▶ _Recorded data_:
+-------+
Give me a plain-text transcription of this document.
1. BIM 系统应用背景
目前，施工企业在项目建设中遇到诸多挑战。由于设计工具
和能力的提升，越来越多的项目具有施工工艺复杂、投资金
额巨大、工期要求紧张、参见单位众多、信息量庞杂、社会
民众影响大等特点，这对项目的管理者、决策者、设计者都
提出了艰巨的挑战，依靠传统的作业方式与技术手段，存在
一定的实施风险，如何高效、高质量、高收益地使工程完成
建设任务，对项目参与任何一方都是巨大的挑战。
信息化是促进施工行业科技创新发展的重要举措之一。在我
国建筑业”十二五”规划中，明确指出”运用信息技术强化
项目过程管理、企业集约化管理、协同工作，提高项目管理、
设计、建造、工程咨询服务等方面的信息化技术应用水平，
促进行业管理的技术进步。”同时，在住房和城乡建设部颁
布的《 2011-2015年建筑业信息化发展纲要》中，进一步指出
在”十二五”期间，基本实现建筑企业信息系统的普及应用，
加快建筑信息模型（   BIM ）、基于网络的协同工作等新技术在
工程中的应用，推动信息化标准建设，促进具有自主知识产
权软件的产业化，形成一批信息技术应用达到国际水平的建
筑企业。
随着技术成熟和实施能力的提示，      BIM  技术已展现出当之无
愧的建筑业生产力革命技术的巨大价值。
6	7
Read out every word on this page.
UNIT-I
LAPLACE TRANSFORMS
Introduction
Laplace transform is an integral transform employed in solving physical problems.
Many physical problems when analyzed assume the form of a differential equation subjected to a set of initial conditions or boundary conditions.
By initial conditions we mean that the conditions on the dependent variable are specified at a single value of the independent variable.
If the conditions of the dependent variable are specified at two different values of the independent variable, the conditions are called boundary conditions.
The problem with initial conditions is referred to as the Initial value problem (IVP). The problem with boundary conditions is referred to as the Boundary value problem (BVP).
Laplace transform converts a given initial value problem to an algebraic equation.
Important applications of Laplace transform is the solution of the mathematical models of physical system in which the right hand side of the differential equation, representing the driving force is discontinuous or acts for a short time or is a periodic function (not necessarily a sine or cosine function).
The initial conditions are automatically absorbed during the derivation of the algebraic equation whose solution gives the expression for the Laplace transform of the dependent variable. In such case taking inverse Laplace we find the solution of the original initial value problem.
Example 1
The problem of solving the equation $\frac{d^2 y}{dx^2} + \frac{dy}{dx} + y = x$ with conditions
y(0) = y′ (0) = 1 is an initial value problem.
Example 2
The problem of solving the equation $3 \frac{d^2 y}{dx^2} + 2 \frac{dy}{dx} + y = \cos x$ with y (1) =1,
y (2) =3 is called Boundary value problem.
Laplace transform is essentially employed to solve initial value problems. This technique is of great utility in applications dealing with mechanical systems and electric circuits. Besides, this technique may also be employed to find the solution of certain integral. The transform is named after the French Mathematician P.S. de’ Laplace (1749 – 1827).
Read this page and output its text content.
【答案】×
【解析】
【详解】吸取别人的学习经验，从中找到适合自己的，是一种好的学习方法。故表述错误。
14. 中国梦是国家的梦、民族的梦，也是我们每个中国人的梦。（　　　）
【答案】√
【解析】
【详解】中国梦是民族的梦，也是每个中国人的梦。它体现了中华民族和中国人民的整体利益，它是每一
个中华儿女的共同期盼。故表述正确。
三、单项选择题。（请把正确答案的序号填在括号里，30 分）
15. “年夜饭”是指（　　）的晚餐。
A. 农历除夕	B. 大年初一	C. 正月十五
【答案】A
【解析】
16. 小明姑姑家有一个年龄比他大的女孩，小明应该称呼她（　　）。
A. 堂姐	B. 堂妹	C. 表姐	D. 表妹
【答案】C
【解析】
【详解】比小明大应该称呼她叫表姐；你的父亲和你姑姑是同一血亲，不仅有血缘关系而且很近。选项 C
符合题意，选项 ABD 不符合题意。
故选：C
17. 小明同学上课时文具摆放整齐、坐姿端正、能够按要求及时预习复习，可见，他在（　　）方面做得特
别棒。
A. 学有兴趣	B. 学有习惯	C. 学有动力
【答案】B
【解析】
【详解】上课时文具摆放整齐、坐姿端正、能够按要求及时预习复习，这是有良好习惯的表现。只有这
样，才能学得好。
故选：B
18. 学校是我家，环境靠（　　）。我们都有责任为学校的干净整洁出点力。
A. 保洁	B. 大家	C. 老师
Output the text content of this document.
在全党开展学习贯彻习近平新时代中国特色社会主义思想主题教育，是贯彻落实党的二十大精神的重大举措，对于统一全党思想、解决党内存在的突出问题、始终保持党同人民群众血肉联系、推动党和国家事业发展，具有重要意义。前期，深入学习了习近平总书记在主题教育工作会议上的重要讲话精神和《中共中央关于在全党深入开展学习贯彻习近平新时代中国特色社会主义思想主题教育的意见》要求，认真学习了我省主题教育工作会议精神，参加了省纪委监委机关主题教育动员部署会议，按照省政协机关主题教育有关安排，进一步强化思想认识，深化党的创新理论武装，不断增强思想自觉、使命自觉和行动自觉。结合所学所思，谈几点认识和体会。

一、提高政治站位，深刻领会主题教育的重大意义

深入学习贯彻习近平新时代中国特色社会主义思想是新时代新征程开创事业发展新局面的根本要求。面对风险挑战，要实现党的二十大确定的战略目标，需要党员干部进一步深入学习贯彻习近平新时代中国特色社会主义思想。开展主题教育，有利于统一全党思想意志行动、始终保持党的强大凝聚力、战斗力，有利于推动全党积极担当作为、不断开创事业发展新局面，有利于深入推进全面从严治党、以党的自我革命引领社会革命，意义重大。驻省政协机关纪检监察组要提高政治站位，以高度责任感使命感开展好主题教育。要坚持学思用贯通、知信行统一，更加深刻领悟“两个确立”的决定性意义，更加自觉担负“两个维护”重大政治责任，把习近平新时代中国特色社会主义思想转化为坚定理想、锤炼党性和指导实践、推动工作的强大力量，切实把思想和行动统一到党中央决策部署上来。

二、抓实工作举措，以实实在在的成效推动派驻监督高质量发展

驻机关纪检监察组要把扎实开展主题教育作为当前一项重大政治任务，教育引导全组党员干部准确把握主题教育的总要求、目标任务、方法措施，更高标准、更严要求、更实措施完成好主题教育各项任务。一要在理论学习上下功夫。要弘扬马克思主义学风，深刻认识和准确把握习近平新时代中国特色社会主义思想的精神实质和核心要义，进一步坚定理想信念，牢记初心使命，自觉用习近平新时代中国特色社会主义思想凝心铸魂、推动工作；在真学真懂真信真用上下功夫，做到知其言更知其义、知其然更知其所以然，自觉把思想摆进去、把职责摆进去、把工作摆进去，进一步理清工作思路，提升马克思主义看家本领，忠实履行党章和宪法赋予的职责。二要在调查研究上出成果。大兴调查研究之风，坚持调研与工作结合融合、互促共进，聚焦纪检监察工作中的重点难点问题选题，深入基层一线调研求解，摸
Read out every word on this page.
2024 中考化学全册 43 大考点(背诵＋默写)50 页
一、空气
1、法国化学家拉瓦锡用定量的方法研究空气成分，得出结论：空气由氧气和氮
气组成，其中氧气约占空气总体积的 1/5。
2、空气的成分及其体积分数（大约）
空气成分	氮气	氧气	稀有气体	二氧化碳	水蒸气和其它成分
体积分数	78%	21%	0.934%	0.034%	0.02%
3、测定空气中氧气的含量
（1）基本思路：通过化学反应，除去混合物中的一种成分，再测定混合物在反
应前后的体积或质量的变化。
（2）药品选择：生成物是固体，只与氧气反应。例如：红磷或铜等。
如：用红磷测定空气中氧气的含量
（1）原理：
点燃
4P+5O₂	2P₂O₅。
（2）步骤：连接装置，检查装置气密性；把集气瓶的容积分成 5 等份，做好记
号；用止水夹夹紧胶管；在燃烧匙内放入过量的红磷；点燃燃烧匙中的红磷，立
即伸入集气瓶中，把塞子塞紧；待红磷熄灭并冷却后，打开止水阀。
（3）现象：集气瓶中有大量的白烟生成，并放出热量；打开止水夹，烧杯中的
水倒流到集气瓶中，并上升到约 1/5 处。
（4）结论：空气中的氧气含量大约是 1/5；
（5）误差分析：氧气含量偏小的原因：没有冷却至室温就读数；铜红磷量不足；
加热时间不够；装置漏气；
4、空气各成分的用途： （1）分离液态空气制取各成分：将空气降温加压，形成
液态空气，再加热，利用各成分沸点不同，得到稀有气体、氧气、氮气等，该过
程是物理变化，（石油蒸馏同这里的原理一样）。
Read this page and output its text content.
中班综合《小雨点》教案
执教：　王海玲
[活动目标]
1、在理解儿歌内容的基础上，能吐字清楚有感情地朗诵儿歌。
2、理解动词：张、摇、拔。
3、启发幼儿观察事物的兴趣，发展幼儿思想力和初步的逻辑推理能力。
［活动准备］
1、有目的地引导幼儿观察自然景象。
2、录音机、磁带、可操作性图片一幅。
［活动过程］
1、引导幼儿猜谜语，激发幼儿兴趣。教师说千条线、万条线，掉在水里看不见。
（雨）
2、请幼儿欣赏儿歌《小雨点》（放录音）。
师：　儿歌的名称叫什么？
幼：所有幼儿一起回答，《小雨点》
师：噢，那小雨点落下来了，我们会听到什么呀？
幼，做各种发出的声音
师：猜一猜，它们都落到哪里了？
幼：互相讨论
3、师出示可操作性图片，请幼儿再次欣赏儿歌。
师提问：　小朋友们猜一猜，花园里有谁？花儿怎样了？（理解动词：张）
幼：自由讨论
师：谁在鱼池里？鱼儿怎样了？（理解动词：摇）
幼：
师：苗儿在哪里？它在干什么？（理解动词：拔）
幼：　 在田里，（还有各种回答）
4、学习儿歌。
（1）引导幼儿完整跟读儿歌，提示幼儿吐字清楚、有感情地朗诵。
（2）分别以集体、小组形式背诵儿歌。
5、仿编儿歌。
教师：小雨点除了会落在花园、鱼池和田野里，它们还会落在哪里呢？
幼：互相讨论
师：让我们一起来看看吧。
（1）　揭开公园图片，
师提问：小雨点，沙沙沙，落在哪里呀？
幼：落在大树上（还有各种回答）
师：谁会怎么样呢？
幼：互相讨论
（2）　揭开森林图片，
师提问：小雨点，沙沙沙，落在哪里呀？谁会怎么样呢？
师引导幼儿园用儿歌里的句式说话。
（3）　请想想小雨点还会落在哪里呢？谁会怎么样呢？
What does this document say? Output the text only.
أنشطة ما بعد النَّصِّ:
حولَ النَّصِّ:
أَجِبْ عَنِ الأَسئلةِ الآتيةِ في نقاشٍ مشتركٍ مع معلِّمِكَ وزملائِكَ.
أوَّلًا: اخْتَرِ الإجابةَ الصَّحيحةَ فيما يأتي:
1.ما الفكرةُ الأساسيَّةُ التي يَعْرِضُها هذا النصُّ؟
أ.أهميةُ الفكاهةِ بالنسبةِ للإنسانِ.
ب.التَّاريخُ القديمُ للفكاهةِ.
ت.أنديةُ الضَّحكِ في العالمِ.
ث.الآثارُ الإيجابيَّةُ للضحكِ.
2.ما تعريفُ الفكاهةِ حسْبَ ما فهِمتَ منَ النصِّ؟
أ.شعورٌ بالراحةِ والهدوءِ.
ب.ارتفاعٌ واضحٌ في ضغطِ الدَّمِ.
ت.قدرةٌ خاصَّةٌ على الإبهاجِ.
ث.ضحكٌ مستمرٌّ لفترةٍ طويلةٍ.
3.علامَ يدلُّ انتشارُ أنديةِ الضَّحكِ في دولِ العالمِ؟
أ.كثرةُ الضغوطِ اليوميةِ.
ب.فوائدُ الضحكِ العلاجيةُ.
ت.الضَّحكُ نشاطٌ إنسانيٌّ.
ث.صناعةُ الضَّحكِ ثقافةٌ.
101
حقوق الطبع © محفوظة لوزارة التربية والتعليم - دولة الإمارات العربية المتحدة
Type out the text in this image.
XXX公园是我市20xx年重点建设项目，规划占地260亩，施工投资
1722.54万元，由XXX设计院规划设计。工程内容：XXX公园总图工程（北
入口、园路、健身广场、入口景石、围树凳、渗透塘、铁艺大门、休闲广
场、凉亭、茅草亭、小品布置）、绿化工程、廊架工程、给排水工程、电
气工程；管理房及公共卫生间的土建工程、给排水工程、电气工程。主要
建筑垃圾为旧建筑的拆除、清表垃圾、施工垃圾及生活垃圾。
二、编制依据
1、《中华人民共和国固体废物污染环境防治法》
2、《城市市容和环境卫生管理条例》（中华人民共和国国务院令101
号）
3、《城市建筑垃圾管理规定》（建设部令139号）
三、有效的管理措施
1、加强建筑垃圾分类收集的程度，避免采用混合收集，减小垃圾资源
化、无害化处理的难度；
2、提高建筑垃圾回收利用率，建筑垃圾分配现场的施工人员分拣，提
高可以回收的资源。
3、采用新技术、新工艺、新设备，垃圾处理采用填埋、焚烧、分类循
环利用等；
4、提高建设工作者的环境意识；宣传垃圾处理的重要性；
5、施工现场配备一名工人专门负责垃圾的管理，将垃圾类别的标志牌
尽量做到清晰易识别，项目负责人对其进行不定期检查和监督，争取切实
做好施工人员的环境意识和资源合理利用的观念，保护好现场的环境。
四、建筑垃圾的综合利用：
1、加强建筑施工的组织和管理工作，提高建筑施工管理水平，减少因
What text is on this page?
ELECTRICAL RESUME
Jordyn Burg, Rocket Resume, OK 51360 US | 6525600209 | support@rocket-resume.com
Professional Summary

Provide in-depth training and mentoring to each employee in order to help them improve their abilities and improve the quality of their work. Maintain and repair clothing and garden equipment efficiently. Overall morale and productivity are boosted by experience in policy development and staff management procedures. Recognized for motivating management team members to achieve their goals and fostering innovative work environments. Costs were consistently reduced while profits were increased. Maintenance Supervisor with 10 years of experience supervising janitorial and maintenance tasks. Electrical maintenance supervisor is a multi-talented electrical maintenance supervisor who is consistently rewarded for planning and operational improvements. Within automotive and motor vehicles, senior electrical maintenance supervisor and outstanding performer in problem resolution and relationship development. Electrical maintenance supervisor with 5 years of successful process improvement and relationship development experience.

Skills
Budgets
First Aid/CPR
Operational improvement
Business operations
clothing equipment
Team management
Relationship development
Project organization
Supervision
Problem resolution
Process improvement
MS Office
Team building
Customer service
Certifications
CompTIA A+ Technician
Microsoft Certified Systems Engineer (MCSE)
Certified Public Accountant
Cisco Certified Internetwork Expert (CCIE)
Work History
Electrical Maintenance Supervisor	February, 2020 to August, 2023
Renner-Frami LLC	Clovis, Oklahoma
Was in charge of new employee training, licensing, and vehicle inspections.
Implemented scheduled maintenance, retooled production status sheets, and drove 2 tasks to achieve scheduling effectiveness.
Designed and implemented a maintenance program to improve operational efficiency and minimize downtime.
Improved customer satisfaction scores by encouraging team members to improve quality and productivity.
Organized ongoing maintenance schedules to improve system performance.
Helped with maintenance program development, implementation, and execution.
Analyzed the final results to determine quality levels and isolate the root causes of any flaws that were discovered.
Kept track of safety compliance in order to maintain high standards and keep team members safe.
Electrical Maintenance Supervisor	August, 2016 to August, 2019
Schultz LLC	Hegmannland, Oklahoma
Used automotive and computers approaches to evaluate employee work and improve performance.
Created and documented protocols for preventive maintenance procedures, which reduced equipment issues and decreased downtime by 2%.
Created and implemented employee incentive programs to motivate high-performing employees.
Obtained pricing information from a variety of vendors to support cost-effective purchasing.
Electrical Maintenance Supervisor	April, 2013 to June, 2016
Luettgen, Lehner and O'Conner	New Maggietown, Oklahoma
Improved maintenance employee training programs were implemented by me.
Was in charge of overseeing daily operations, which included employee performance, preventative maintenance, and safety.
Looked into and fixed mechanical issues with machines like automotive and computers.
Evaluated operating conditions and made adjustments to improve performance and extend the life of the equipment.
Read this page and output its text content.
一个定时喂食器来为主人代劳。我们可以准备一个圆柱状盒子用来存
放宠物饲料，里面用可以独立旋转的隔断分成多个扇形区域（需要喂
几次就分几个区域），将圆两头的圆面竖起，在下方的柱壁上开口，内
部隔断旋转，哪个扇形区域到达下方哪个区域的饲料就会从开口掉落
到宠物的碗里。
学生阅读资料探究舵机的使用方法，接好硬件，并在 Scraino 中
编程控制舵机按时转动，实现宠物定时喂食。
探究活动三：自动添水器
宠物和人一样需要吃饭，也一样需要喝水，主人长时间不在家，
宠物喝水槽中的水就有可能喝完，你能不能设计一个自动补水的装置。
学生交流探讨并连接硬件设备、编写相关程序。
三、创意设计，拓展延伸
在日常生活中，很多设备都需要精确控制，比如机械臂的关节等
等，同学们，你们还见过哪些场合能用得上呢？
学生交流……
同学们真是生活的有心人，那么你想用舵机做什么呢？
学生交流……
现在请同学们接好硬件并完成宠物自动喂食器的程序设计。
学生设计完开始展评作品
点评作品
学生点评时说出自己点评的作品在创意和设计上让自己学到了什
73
+-------+
▶ _Instructions for the task_:
For each line above that contains the word "computers", copy that line.

▶ _Task result_:
Used automotive and computers approaches to evaluate employee work and improve performance.
Looked into and fixed mechanical issues with machines like automotive and computers.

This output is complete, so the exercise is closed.